■ **PROMPT**:
Below is some material; set it all down exactly, apart from the pictures.
-----
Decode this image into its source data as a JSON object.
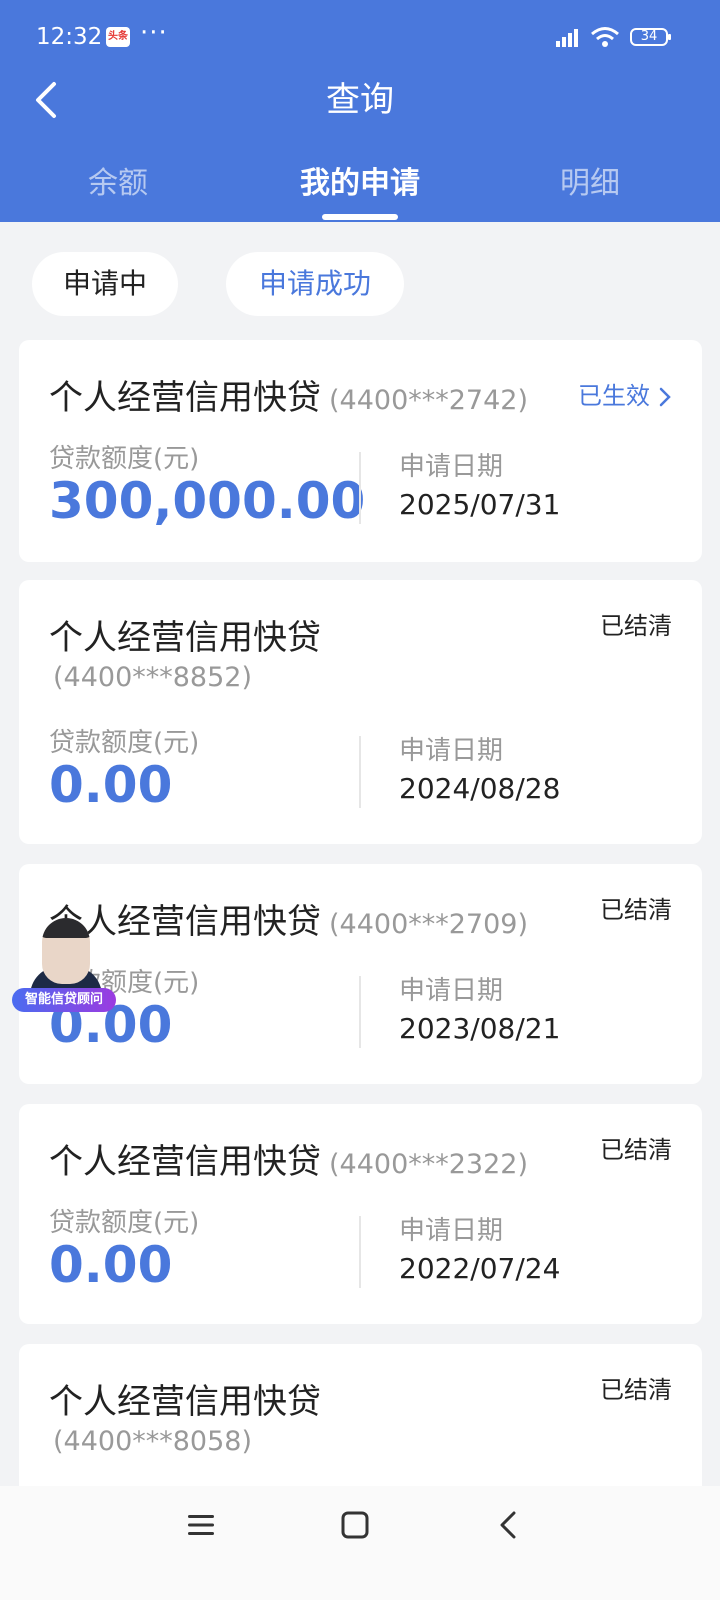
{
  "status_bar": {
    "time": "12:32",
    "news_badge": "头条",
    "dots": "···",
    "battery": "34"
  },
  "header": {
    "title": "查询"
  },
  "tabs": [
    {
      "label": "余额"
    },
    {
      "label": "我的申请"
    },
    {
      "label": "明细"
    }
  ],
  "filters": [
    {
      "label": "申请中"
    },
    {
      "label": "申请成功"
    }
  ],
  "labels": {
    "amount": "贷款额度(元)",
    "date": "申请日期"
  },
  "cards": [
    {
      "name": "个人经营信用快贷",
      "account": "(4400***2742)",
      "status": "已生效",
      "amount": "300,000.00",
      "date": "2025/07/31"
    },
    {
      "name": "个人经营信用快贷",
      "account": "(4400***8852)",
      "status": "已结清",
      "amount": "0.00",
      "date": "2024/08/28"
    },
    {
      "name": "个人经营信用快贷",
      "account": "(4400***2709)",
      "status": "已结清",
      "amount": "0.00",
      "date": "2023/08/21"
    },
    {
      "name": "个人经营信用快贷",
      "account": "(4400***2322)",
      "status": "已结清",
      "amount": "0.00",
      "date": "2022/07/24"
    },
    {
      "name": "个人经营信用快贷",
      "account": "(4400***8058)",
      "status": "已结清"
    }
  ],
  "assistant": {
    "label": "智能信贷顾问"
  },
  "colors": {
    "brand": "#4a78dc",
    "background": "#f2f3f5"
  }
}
-----
■ **ANSWER TO THIS TASK**:
Decode this image into its source data as a JSON object.
{
  "status_bar": {
    "time": "12:32",
    "news_badge": "头条",
    "dots": "···",
    "battery": "34"
  },
  "header": {
    "title": "查询"
  },
  "tabs": [
    {
      "label": "余额"
    },
    {
      "label": "我的申请"
    },
    {
      "label": "明细"
    }
  ],
  "filters": [
    {
      "label": "申请中"
    },
    {
      "label": "申请成功"
    }
  ],
  "labels": {
    "amount": "贷款额度(元)",
    "date": "申请日期"
  },
  "cards": [
    {
      "name": "个人经营信用快贷",
      "account": "(4400***2742)",
      "status": "已生效",
      "amount": "300,000.00",
      "date": "2025/07/31"
    },
    {
      "name": "个人经营信用快贷",
      "account": "(4400***8852)",
      "status": "已结清",
      "amount": "0.00",
      "date": "2024/08/28"
    },
    {
      "name": "个人经营信用快贷",
      "account": "(4400***2709)",
      "status": "已结清",
      "amount": "0.00",
      "date": "2023/08/21"
    },
    {
      "name": "个人经营信用快贷",
      "account": "(4400***2322)",
      "status": "已结清",
      "amount": "0.00",
      "date": "2022/07/24"
    },
    {
      "name": "个人经营信用快贷",
      "account": "(4400***8058)",
      "status": "已结清"
    }
  ],
  "assistant": {
    "label": "智能信贷顾问"
  },
  "colors": {
    "brand": "#4a78dc",
    "background": "#f2f3f5"
  }
}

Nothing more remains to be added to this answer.